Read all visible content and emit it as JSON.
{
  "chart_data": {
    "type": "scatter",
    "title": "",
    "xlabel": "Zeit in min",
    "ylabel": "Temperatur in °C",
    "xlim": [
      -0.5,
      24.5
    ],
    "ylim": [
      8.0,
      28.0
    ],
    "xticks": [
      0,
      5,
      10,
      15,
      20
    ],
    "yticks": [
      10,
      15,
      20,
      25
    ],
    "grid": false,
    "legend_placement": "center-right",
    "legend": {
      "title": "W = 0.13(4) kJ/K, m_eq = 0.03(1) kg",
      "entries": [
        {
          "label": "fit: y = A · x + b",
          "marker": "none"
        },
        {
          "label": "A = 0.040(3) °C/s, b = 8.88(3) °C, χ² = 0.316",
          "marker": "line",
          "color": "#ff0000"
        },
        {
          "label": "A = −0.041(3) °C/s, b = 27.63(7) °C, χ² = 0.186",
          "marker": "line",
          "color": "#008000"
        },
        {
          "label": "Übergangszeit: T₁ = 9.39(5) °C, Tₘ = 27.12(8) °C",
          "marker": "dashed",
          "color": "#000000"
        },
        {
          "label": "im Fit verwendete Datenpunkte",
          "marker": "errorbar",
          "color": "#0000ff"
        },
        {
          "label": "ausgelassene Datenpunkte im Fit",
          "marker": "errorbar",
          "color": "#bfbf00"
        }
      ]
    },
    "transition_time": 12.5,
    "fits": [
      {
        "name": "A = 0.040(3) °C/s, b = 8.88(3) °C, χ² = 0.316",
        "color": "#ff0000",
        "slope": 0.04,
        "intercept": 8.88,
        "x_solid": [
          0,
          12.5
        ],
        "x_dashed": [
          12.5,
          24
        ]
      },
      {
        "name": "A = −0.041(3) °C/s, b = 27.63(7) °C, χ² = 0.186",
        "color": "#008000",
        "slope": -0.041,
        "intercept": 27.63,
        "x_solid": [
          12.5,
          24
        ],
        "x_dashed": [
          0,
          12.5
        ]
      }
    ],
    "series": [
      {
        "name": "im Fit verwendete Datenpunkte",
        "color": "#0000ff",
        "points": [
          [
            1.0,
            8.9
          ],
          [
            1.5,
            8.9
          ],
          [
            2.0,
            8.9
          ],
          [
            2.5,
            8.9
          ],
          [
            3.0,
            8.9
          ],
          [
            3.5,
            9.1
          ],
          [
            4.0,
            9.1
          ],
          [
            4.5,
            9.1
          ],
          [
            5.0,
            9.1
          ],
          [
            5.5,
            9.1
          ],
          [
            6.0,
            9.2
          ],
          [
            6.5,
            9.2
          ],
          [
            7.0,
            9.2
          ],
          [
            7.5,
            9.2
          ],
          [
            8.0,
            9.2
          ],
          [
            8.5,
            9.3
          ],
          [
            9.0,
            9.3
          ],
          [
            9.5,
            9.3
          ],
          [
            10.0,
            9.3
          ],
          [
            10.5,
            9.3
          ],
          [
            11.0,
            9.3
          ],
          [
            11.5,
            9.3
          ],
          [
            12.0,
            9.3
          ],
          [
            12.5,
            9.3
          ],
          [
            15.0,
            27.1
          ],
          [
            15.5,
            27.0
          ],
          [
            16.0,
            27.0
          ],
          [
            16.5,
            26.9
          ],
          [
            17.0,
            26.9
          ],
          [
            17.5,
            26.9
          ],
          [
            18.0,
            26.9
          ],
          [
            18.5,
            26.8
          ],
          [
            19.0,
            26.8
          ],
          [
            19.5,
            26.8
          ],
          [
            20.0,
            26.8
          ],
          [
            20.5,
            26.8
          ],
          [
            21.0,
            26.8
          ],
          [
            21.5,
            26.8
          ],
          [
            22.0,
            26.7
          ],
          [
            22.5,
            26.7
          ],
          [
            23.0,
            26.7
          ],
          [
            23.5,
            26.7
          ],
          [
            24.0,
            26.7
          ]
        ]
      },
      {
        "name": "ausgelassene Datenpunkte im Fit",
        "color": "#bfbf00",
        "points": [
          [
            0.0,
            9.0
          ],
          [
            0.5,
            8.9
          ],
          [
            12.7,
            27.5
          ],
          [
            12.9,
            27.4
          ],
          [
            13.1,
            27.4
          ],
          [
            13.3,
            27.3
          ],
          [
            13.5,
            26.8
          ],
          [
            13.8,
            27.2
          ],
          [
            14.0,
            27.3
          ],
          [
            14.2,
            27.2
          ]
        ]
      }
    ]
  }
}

* * * * * * * * *

Produce an exact copy of the whole listing.

Read all visible content and emit it as JSON.
{
  "chart_data": {
    "type": "scatter",
    "title": "",
    "xlabel": "Zeit in min",
    "ylabel": "Temperatur in °C",
    "xlim": [
      -0.5,
      24.5
    ],
    "ylim": [
      8.0,
      28.0
    ],
    "xticks": [
      0,
      5,
      10,
      15,
      20
    ],
    "yticks": [
      10,
      15,
      20,
      25
    ],
    "grid": false,
    "legend_placement": "center-right",
    "legend": {
      "title": "W = 0.13(4) kJ/K, m_eq = 0.03(1) kg",
      "entries": [
        {
          "label": "fit: y = A · x + b",
          "marker": "none"
        },
        {
          "label": "A = 0.040(3) °C/s, b = 8.88(3) °C, χ² = 0.316",
          "marker": "line",
          "color": "#ff0000"
        },
        {
          "label": "A = −0.041(3) °C/s, b = 27.63(7) °C, χ² = 0.186",
          "marker": "line",
          "color": "#008000"
        },
        {
          "label": "Übergangszeit: T₁ = 9.39(5) °C, Tₘ = 27.12(8) °C",
          "marker": "dashed",
          "color": "#000000"
        },
        {
          "label": "im Fit verwendete Datenpunkte",
          "marker": "errorbar",
          "color": "#0000ff"
        },
        {
          "label": "ausgelassene Datenpunkte im Fit",
          "marker": "errorbar",
          "color": "#bfbf00"
        }
      ]
    },
    "transition_time": 12.5,
    "fits": [
      {
        "name": "A = 0.040(3) °C/s, b = 8.88(3) °C, χ² = 0.316",
        "color": "#ff0000",
        "slope": 0.04,
        "intercept": 8.88,
        "x_solid": [
          0,
          12.5
        ],
        "x_dashed": [
          12.5,
          24
        ]
      },
      {
        "name": "A = −0.041(3) °C/s, b = 27.63(7) °C, χ² = 0.186",
        "color": "#008000",
        "slope": -0.041,
        "intercept": 27.63,
        "x_solid": [
          12.5,
          24
        ],
        "x_dashed": [
          0,
          12.5
        ]
      }
    ],
    "series": [
      {
        "name": "im Fit verwendete Datenpunkte",
        "color": "#0000ff",
        "points": [
          [
            1.0,
            8.9
          ],
          [
            1.5,
            8.9
          ],
          [
            2.0,
            8.9
          ],
          [
            2.5,
            8.9
          ],
          [
            3.0,
            8.9
          ],
          [
            3.5,
            9.1
          ],
          [
            4.0,
            9.1
          ],
          [
            4.5,
            9.1
          ],
          [
            5.0,
            9.1
          ],
          [
            5.5,
            9.1
          ],
          [
            6.0,
            9.2
          ],
          [
            6.5,
            9.2
          ],
          [
            7.0,
            9.2
          ],
          [
            7.5,
            9.2
          ],
          [
            8.0,
            9.2
          ],
          [
            8.5,
            9.3
          ],
          [
            9.0,
            9.3
          ],
          [
            9.5,
            9.3
          ],
          [
            10.0,
            9.3
          ],
          [
            10.5,
            9.3
          ],
          [
            11.0,
            9.3
          ],
          [
            11.5,
            9.3
          ],
          [
            12.0,
            9.3
          ],
          [
            12.5,
            9.3
          ],
          [
            15.0,
            27.1
          ],
          [
            15.5,
            27.0
          ],
          [
            16.0,
            27.0
          ],
          [
            16.5,
            26.9
          ],
          [
            17.0,
            26.9
          ],
          [
            17.5,
            26.9
          ],
          [
            18.0,
            26.9
          ],
          [
            18.5,
            26.8
          ],
          [
            19.0,
            26.8
          ],
          [
            19.5,
            26.8
          ],
          [
            20.0,
            26.8
          ],
          [
            20.5,
            26.8
          ],
          [
            21.0,
            26.8
          ],
          [
            21.5,
            26.8
          ],
          [
            22.0,
            26.7
          ],
          [
            22.5,
            26.7
          ],
          [
            23.0,
            26.7
          ],
          [
            23.5,
            26.7
          ],
          [
            24.0,
            26.7
          ]
        ]
      },
      {
        "name": "ausgelassene Datenpunkte im Fit",
        "color": "#bfbf00",
        "points": [
          [
            0.0,
            9.0
          ],
          [
            0.5,
            8.9
          ],
          [
            12.7,
            27.5
          ],
          [
            12.9,
            27.4
          ],
          [
            13.1,
            27.4
          ],
          [
            13.3,
            27.3
          ],
          [
            13.5,
            26.8
          ],
          [
            13.8,
            27.2
          ],
          [
            14.0,
            27.3
          ],
          [
            14.2,
            27.2
          ]
        ]
      }
    ]
  }
}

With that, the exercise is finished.